* Request
Say how many lines of the listing below contain "JSON", giving the number and nothing else.

* Recorded data
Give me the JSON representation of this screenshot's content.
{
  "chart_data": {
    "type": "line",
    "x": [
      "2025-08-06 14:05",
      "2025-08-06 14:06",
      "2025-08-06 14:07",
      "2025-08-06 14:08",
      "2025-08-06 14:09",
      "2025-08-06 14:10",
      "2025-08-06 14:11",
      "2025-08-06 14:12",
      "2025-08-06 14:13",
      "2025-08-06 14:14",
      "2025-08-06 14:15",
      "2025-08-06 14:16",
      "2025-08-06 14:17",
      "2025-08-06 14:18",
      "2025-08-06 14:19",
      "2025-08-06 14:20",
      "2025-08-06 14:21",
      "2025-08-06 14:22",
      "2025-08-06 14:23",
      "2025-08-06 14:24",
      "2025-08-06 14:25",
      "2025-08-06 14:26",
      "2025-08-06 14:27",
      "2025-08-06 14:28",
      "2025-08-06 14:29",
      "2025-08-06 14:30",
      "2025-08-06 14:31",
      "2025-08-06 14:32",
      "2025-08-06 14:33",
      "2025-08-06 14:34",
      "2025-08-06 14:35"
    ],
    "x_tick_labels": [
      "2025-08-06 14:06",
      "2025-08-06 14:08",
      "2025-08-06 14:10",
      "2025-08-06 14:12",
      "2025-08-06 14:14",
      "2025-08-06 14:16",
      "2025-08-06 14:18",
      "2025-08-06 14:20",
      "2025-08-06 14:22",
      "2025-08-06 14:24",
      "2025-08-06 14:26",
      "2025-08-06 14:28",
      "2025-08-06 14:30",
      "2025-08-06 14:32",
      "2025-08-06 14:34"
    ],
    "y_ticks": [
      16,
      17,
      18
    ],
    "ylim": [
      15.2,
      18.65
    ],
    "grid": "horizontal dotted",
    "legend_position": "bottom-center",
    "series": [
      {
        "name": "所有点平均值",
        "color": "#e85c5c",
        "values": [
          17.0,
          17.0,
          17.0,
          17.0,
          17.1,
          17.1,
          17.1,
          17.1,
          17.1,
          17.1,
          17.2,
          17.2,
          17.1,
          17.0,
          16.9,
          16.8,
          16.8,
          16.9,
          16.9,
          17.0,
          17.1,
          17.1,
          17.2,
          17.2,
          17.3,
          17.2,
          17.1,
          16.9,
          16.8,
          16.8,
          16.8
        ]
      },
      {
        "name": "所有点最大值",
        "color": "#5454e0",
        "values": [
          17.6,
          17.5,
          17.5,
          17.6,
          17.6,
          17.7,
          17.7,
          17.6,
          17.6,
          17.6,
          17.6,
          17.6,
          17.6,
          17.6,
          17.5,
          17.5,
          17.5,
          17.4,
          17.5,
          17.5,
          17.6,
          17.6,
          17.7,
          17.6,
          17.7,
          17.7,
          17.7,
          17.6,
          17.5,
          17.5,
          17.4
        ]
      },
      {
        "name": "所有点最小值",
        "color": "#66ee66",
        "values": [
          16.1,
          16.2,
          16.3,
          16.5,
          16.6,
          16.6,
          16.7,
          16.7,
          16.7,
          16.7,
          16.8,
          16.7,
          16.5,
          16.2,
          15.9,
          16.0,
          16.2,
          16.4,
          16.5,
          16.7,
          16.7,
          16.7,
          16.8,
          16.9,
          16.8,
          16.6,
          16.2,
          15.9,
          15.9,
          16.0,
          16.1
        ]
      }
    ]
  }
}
* * *
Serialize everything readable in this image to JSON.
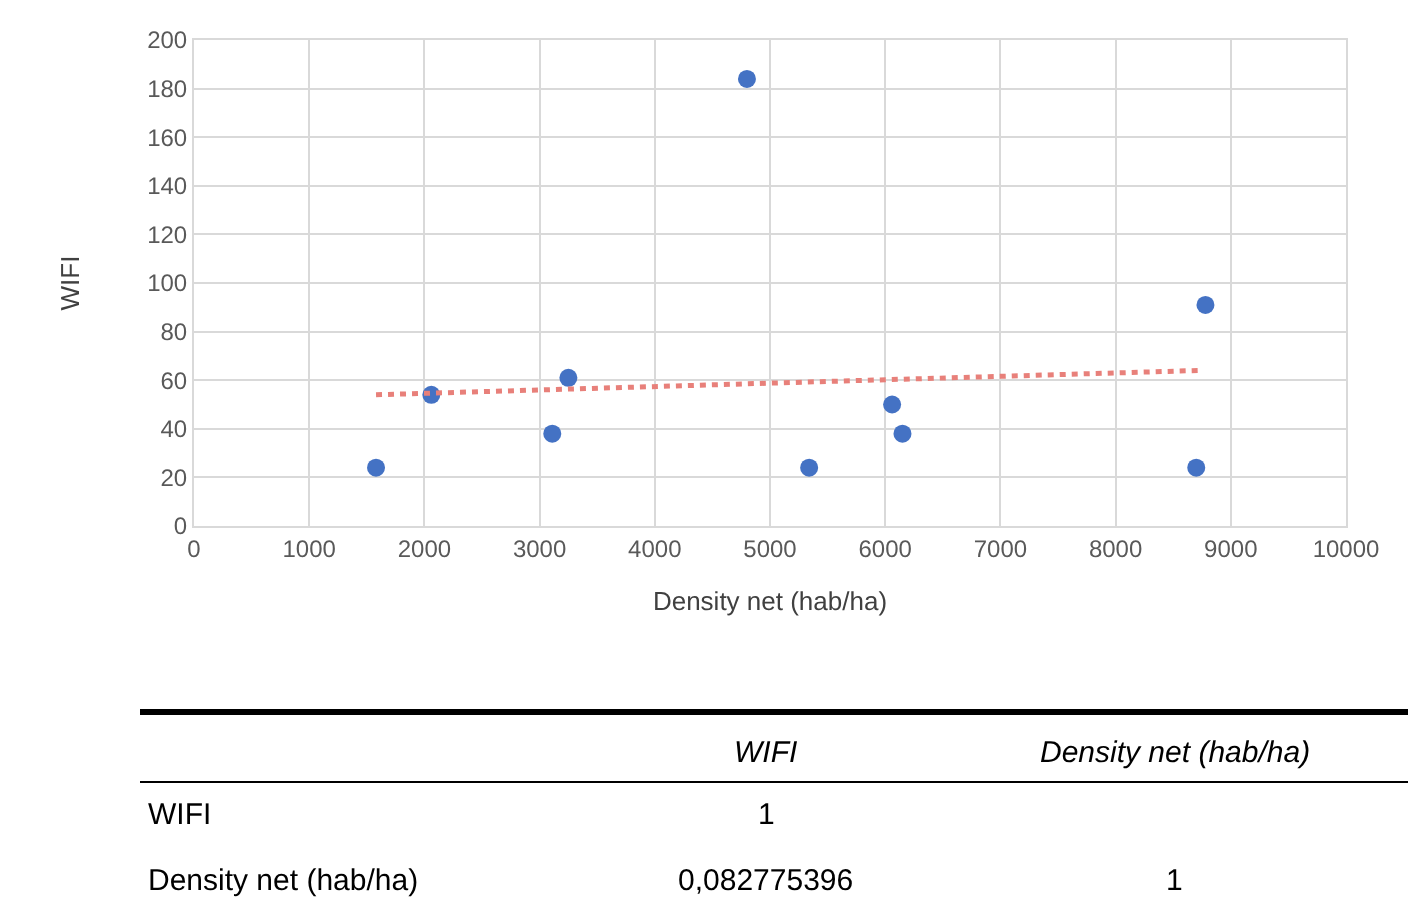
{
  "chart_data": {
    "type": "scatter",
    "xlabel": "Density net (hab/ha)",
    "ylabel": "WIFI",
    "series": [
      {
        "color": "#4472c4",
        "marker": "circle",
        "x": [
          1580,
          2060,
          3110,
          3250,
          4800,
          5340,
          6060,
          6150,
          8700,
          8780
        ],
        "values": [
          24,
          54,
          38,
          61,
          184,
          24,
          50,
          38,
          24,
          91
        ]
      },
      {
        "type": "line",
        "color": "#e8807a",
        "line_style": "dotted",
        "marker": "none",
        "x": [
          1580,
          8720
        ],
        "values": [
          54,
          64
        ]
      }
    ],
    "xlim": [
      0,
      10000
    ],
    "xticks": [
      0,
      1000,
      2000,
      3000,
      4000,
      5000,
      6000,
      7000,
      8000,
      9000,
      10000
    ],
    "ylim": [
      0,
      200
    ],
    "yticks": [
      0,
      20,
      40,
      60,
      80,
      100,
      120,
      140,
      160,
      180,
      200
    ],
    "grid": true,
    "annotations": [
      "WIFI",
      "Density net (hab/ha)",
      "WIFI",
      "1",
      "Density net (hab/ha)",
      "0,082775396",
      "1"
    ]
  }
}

* Exercise solution
2